Stored data |
________________________________________

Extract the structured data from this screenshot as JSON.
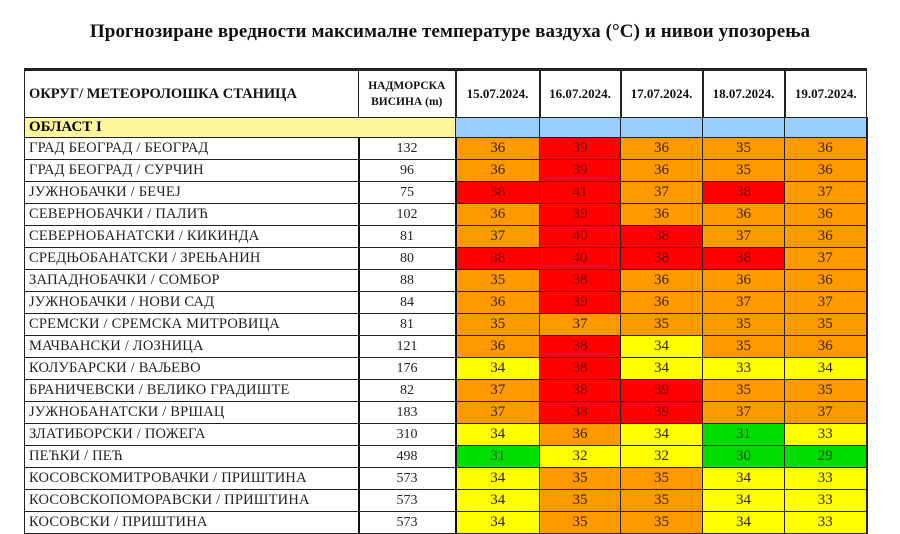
{
  "title": "Прогнозиране вредности максималне температуре ваздуха (°C) и нивои упозорења",
  "header": {
    "station_col": "ОКРУГ/ МЕТЕОРОЛОШКА СТАНИЦА",
    "elevation_line1": "НАДМОРСКА",
    "elevation_line2": "ВИСИНА  (m)",
    "dates": [
      "15.07.2024.",
      "16.07.2024.",
      "17.07.2024.",
      "18.07.2024.",
      "19.07.2024."
    ]
  },
  "region": {
    "label": "ОБЛАСТ I"
  },
  "colors": {
    "red": "#ff0000",
    "orange": "#ff9900",
    "yellow": "#ffff00",
    "green": "#00dd00",
    "region_yellow": "#fff799",
    "region_blue": "#99ccff"
  },
  "rows": [
    {
      "station": "ГРАД БЕОГРАД / БЕОГРАД",
      "elevation": "132",
      "values": [
        "36",
        "39",
        "36",
        "35",
        "36"
      ],
      "levels": [
        "orange",
        "red",
        "orange",
        "orange",
        "orange"
      ]
    },
    {
      "station": "ГРАД БЕОГРАД / СУРЧИН",
      "elevation": "96",
      "values": [
        "36",
        "39",
        "36",
        "35",
        "36"
      ],
      "levels": [
        "orange",
        "red",
        "orange",
        "orange",
        "orange"
      ]
    },
    {
      "station": "ЈУЖНОБАЧКИ / БЕЧЕЈ",
      "elevation": "75",
      "values": [
        "38",
        "41",
        "37",
        "38",
        "37"
      ],
      "levels": [
        "red",
        "red",
        "orange",
        "red",
        "orange"
      ]
    },
    {
      "station": "СЕВЕРНОБАЧКИ / ПАЛИЋ",
      "elevation": "102",
      "values": [
        "36",
        "39",
        "36",
        "36",
        "36"
      ],
      "levels": [
        "orange",
        "red",
        "orange",
        "orange",
        "orange"
      ]
    },
    {
      "station": "СЕВЕРНОБАНАТСКИ / КИКИНДА",
      "elevation": "81",
      "values": [
        "37",
        "40",
        "38",
        "37",
        "36"
      ],
      "levels": [
        "orange",
        "red",
        "red",
        "orange",
        "orange"
      ]
    },
    {
      "station": "СРЕДЊОБАНАТСКИ / ЗРЕЊАНИН",
      "elevation": "80",
      "values": [
        "38",
        "40",
        "38",
        "38",
        "37"
      ],
      "levels": [
        "red",
        "red",
        "red",
        "red",
        "orange"
      ]
    },
    {
      "station": "ЗАПАДНОБАЧКИ / СОМБОР",
      "elevation": "88",
      "values": [
        "35",
        "38",
        "36",
        "36",
        "36"
      ],
      "levels": [
        "orange",
        "red",
        "orange",
        "orange",
        "orange"
      ]
    },
    {
      "station": "ЈУЖНОБАЧКИ / НОВИ САД",
      "elevation": "84",
      "values": [
        "36",
        "39",
        "36",
        "37",
        "37"
      ],
      "levels": [
        "orange",
        "red",
        "orange",
        "orange",
        "orange"
      ]
    },
    {
      "station": "СРЕМСКИ / СРЕМСКА МИТРОВИЦА",
      "elevation": "81",
      "values": [
        "35",
        "37",
        "35",
        "35",
        "35"
      ],
      "levels": [
        "orange",
        "orange",
        "orange",
        "orange",
        "orange"
      ]
    },
    {
      "station": "МАЧВАНСКИ / ЛОЗНИЦА",
      "elevation": "121",
      "values": [
        "36",
        "38",
        "34",
        "35",
        "36"
      ],
      "levels": [
        "orange",
        "red",
        "yellow",
        "orange",
        "orange"
      ]
    },
    {
      "station": "КОЛУБАРСКИ / ВАЉЕВО",
      "elevation": "176",
      "values": [
        "34",
        "38",
        "34",
        "33",
        "34"
      ],
      "levels": [
        "yellow",
        "red",
        "yellow",
        "yellow",
        "yellow"
      ]
    },
    {
      "station": "БРАНИЧЕВСКИ / ВЕЛИКО ГРАДИШТЕ",
      "elevation": "82",
      "values": [
        "37",
        "38",
        "39",
        "35",
        "35"
      ],
      "levels": [
        "orange",
        "red",
        "red",
        "orange",
        "orange"
      ]
    },
    {
      "station": "ЈУЖНОБАНАТСКИ / ВРШАЦ",
      "elevation": "183",
      "values": [
        "37",
        "38",
        "39",
        "37",
        "37"
      ],
      "levels": [
        "orange",
        "red",
        "red",
        "orange",
        "orange"
      ]
    },
    {
      "station": "ЗЛАТИБОРСКИ / ПОЖЕГА",
      "elevation": "310",
      "values": [
        "34",
        "36",
        "34",
        "31",
        "33"
      ],
      "levels": [
        "yellow",
        "orange",
        "yellow",
        "green",
        "yellow"
      ]
    },
    {
      "station": "ПЕЋКИ / ПЕЋ",
      "elevation": "498",
      "values": [
        "31",
        "32",
        "32",
        "30",
        "29"
      ],
      "levels": [
        "green",
        "yellow",
        "yellow",
        "green",
        "green"
      ]
    },
    {
      "station": "КОСОВСКОМИТРОВАЧКИ / ПРИШТИНА",
      "elevation": "573",
      "values": [
        "34",
        "35",
        "35",
        "34",
        "33"
      ],
      "levels": [
        "yellow",
        "orange",
        "orange",
        "yellow",
        "yellow"
      ]
    },
    {
      "station": "КОСОВСКОПОМОРАВСКИ / ПРИШТИНА",
      "elevation": "573",
      "values": [
        "34",
        "35",
        "35",
        "34",
        "33"
      ],
      "levels": [
        "yellow",
        "orange",
        "orange",
        "yellow",
        "yellow"
      ]
    },
    {
      "station": "КОСОВСКИ / ПРИШТИНА",
      "elevation": "573",
      "values": [
        "34",
        "35",
        "35",
        "34",
        "33"
      ],
      "levels": [
        "yellow",
        "orange",
        "orange",
        "yellow",
        "yellow"
      ]
    }
  ]
}
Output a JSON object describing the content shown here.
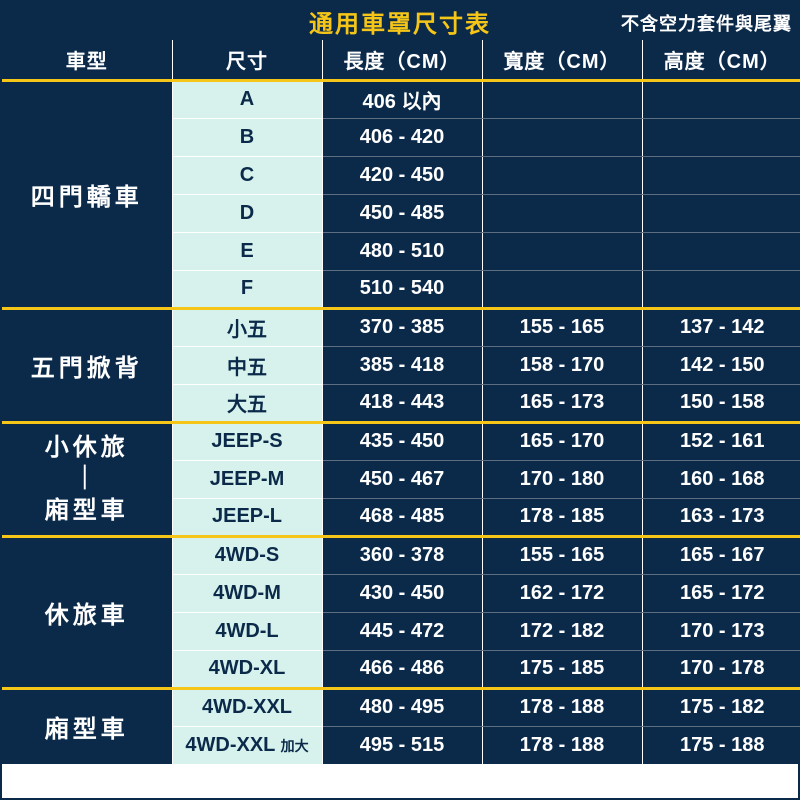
{
  "colors": {
    "primary_bg": "#0b2a4a",
    "accent": "#f5c518",
    "size_bg": "#d7f2ed",
    "text_light": "#ffffff",
    "text_dark": "#0b2a4a",
    "row_divider_dark": "#5c6e80"
  },
  "title": {
    "main": "通用車罩尺寸表",
    "sub": "不含空力套件與尾翼"
  },
  "columns": {
    "type": "車型",
    "size": "尺寸",
    "length": "長度（CM）",
    "width": "寬度（CM）",
    "height": "高度（CM）"
  },
  "groups": [
    {
      "name": "四門轎車",
      "rows": [
        {
          "size": "A",
          "length": "406 以內",
          "width": "",
          "height": ""
        },
        {
          "size": "B",
          "length": "406 - 420",
          "width": "",
          "height": ""
        },
        {
          "size": "C",
          "length": "420 - 450",
          "width": "",
          "height": ""
        },
        {
          "size": "D",
          "length": "450 - 485",
          "width": "",
          "height": ""
        },
        {
          "size": "E",
          "length": "480 - 510",
          "width": "",
          "height": ""
        },
        {
          "size": "F",
          "length": "510 - 540",
          "width": "",
          "height": ""
        }
      ]
    },
    {
      "name": "五門掀背",
      "rows": [
        {
          "size": "小五",
          "length": "370 - 385",
          "width": "155 - 165",
          "height": "137 - 142"
        },
        {
          "size": "中五",
          "length": "385 - 418",
          "width": "158 - 170",
          "height": "142 - 150"
        },
        {
          "size": "大五",
          "length": "418 - 443",
          "width": "165 - 173",
          "height": "150 - 158"
        }
      ]
    },
    {
      "name_lines": [
        "小休旅",
        "｜",
        "廂型車"
      ],
      "rows": [
        {
          "size": "JEEP-S",
          "length": "435 - 450",
          "width": "165 - 170",
          "height": "152 - 161"
        },
        {
          "size": "JEEP-M",
          "length": "450 - 467",
          "width": "170 - 180",
          "height": "160 - 168"
        },
        {
          "size": "JEEP-L",
          "length": "468 - 485",
          "width": "178 - 185",
          "height": "163 - 173"
        }
      ]
    },
    {
      "name": "休旅車",
      "rows": [
        {
          "size": "4WD-S",
          "length": "360 - 378",
          "width": "155 - 165",
          "height": "165 - 167"
        },
        {
          "size": "4WD-M",
          "length": "430 - 450",
          "width": "162 - 172",
          "height": "165 - 172"
        },
        {
          "size": "4WD-L",
          "length": "445 - 472",
          "width": "172 - 182",
          "height": "170 - 173"
        },
        {
          "size": "4WD-XL",
          "length": "466 - 486",
          "width": "175 - 185",
          "height": "170 - 178"
        }
      ]
    },
    {
      "name": "廂型車",
      "rows": [
        {
          "size": "4WD-XXL",
          "length": "480 - 495",
          "width": "178 - 188",
          "height": "175 - 182"
        },
        {
          "size_html": "4WD-XXL <small>加大</small>",
          "length": "495 - 515",
          "width": "178 - 188",
          "height": "175 - 188"
        }
      ]
    }
  ]
}
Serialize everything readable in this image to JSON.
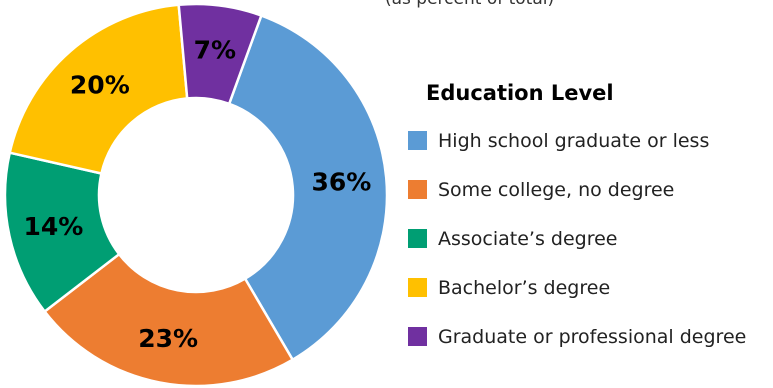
{
  "chart_data": {
    "type": "pie",
    "donut": true,
    "legend_title": "Education Level",
    "legend_position": "right",
    "categories": [
      "High school graduate or less",
      "Some college, no degree",
      "Associate’s degree",
      "Bachelor’s degree",
      "Graduate or professional degree"
    ],
    "values": [
      36,
      23,
      14,
      20,
      7
    ],
    "labels": [
      "36%",
      "23%",
      "14%",
      "20%",
      "7%"
    ],
    "colors": [
      "#5B9BD5",
      "#ED7D31",
      "#009E73",
      "#FFC000",
      "#7030A0"
    ],
    "start_angle_deg": 20
  },
  "top_text": "(as percent of total)"
}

________________________________________

From the line containing "Serialize everything readable" down to the final line of the listing above, write out only those lines exactly as they are, minus the pictures.

Serialize everything readable in this image to JSON.
{
  "chart_data": {
    "type": "pie",
    "donut": true,
    "legend_title": "Education Level",
    "legend_position": "right",
    "categories": [
      "High school graduate or less",
      "Some college, no degree",
      "Associate’s degree",
      "Bachelor’s degree",
      "Graduate or professional degree"
    ],
    "values": [
      36,
      23,
      14,
      20,
      7
    ],
    "labels": [
      "36%",
      "23%",
      "14%",
      "20%",
      "7%"
    ],
    "colors": [
      "#5B9BD5",
      "#ED7D31",
      "#009E73",
      "#FFC000",
      "#7030A0"
    ],
    "start_angle_deg": 20
  },
  "top_text": "(as percent of total)"
}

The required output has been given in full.